### Job
Your task is to repeat all of the material exactly.

Items from a dataset:
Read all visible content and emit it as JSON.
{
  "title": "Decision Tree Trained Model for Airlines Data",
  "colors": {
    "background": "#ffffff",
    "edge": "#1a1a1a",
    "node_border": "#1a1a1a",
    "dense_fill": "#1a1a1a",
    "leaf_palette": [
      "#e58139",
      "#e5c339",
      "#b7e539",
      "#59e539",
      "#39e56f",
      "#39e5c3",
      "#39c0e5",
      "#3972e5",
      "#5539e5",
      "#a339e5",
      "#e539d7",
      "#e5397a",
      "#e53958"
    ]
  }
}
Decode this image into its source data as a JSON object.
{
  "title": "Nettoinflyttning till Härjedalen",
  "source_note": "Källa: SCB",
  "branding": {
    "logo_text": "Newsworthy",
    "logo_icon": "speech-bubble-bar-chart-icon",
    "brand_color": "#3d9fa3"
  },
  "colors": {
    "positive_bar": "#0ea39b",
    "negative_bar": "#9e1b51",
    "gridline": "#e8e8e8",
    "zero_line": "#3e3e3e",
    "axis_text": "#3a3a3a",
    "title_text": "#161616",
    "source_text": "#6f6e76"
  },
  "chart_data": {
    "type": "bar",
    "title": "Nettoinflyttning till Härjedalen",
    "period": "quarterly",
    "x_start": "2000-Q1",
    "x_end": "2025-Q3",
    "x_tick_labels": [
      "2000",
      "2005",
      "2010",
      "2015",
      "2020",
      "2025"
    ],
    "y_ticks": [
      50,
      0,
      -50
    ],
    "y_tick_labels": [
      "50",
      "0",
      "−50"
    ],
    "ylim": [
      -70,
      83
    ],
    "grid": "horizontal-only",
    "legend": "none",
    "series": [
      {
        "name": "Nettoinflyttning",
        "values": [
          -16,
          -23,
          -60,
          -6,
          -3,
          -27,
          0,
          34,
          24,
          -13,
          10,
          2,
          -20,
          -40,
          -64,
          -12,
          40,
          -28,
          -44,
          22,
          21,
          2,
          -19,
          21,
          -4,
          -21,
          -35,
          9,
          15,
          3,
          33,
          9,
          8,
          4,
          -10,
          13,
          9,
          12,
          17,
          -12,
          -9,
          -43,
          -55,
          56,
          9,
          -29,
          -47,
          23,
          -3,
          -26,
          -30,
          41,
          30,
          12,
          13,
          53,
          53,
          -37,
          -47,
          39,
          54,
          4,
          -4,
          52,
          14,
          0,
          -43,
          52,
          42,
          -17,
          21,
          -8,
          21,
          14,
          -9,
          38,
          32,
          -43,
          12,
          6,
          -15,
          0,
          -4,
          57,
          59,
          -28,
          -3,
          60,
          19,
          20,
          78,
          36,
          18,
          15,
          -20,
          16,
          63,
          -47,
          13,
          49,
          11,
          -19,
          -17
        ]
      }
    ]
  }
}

### Expected output
Read all visible content and emit it as JSON.
{
  "title": "Decision Tree Trained Model for Airlines Data",
  "colors": {
    "background": "#ffffff",
    "edge": "#1a1a1a",
    "node_border": "#1a1a1a",
    "dense_fill": "#1a1a1a",
    "leaf_palette": [
      "#e58139",
      "#e5c339",
      "#b7e539",
      "#59e539",
      "#39e56f",
      "#39e5c3",
      "#39c0e5",
      "#3972e5",
      "#5539e5",
      "#a339e5",
      "#e539d7",
      "#e5397a",
      "#e53958"
    ]
  }
}
Decode this image into its source data as a JSON object.
{
  "title": "Nettoinflyttning till Härjedalen",
  "source_note": "Källa: SCB",
  "branding": {
    "logo_text": "Newsworthy",
    "logo_icon": "speech-bubble-bar-chart-icon",
    "brand_color": "#3d9fa3"
  },
  "colors": {
    "positive_bar": "#0ea39b",
    "negative_bar": "#9e1b51",
    "gridline": "#e8e8e8",
    "zero_line": "#3e3e3e",
    "axis_text": "#3a3a3a",
    "title_text": "#161616",
    "source_text": "#6f6e76"
  },
  "chart_data": {
    "type": "bar",
    "title": "Nettoinflyttning till Härjedalen",
    "period": "quarterly",
    "x_start": "2000-Q1",
    "x_end": "2025-Q3",
    "x_tick_labels": [
      "2000",
      "2005",
      "2010",
      "2015",
      "2020",
      "2025"
    ],
    "y_ticks": [
      50,
      0,
      -50
    ],
    "y_tick_labels": [
      "50",
      "0",
      "−50"
    ],
    "ylim": [
      -70,
      83
    ],
    "grid": "horizontal-only",
    "legend": "none",
    "series": [
      {
        "name": "Nettoinflyttning",
        "values": [
          -16,
          -23,
          -60,
          -6,
          -3,
          -27,
          0,
          34,
          24,
          -13,
          10,
          2,
          -20,
          -40,
          -64,
          -12,
          40,
          -28,
          -44,
          22,
          21,
          2,
          -19,
          21,
          -4,
          -21,
          -35,
          9,
          15,
          3,
          33,
          9,
          8,
          4,
          -10,
          13,
          9,
          12,
          17,
          -12,
          -9,
          -43,
          -55,
          56,
          9,
          -29,
          -47,
          23,
          -3,
          -26,
          -30,
          41,
          30,
          12,
          13,
          53,
          53,
          -37,
          -47,
          39,
          54,
          4,
          -4,
          52,
          14,
          0,
          -43,
          52,
          42,
          -17,
          21,
          -8,
          21,
          14,
          -9,
          38,
          32,
          -43,
          12,
          6,
          -15,
          0,
          -4,
          57,
          59,
          -28,
          -3,
          60,
          19,
          20,
          78,
          36,
          18,
          15,
          -20,
          16,
          63,
          -47,
          13,
          49,
          11,
          -19,
          -17
        ]
      }
    ]
  }
}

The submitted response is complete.